TO BE DONE: Each entry below must be repeated exactly, with pictures left out.

MATERIAL:
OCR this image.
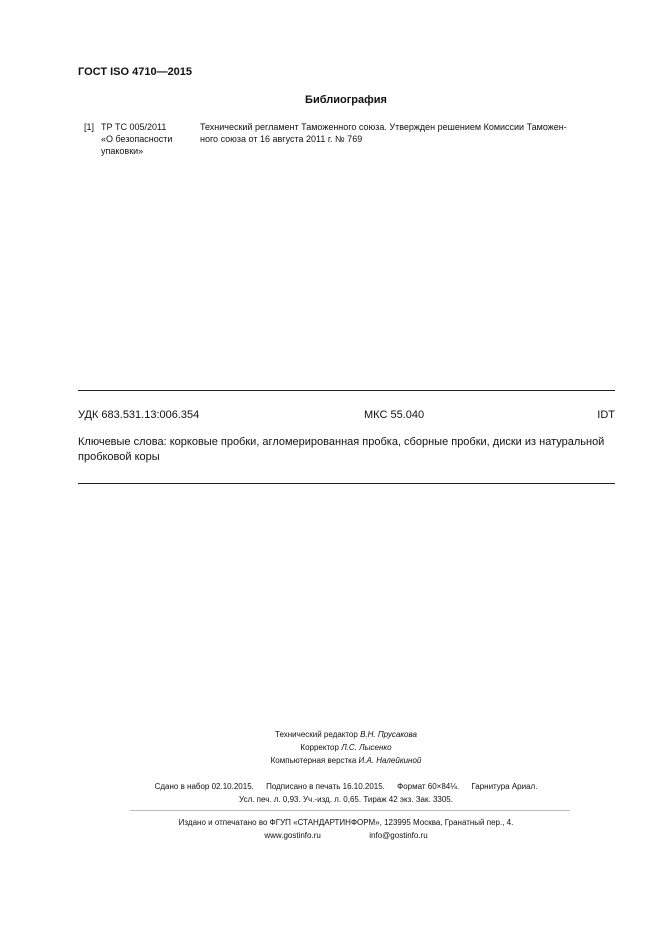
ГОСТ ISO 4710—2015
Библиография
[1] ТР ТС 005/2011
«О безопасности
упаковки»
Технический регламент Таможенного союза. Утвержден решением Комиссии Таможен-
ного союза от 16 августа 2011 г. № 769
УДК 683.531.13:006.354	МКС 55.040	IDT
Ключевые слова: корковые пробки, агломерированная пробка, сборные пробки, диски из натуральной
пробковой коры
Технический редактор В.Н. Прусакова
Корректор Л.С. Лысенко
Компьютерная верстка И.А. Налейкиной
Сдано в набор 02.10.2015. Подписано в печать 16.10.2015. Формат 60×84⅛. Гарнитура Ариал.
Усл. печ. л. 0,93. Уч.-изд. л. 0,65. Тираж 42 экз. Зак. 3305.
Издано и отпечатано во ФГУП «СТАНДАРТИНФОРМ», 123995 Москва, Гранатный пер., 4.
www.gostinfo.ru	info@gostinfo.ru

SOLUTION FOR THIS TASK:
OCR this image.
ГОСТ ISO 4710—2015
Библиография
[1] ТР ТС 005/2011
«О безопасности
упаковки»
Технический регламент Таможенного союза. Утвержден решением Комиссии Таможен-
ного союза от 16 августа 2011 г. № 769
УДК 683.531.13:006.354	МКС 55.040	IDT
Ключевые слова: корковые пробки, агломерированная пробка, сборные пробки, диски из натуральной
пробковой коры
Технический редактор В.Н. Прусакова
Корректор Л.С. Лысенко
Компьютерная верстка И.А. Налейкиной
Сдано в набор 02.10.2015. Подписано в печать 16.10.2015. Формат 60×84⅛. Гарнитура Ариал.
Усл. печ. л. 0,93. Уч.-изд. л. 0,65. Тираж 42 экз. Зак. 3305.
Издано и отпечатано во ФГУП «СТАНДАРТИНФОРМ», 123995 Москва, Гранатный пер., 4.
www.gostinfo.ru	info@gostinfo.ru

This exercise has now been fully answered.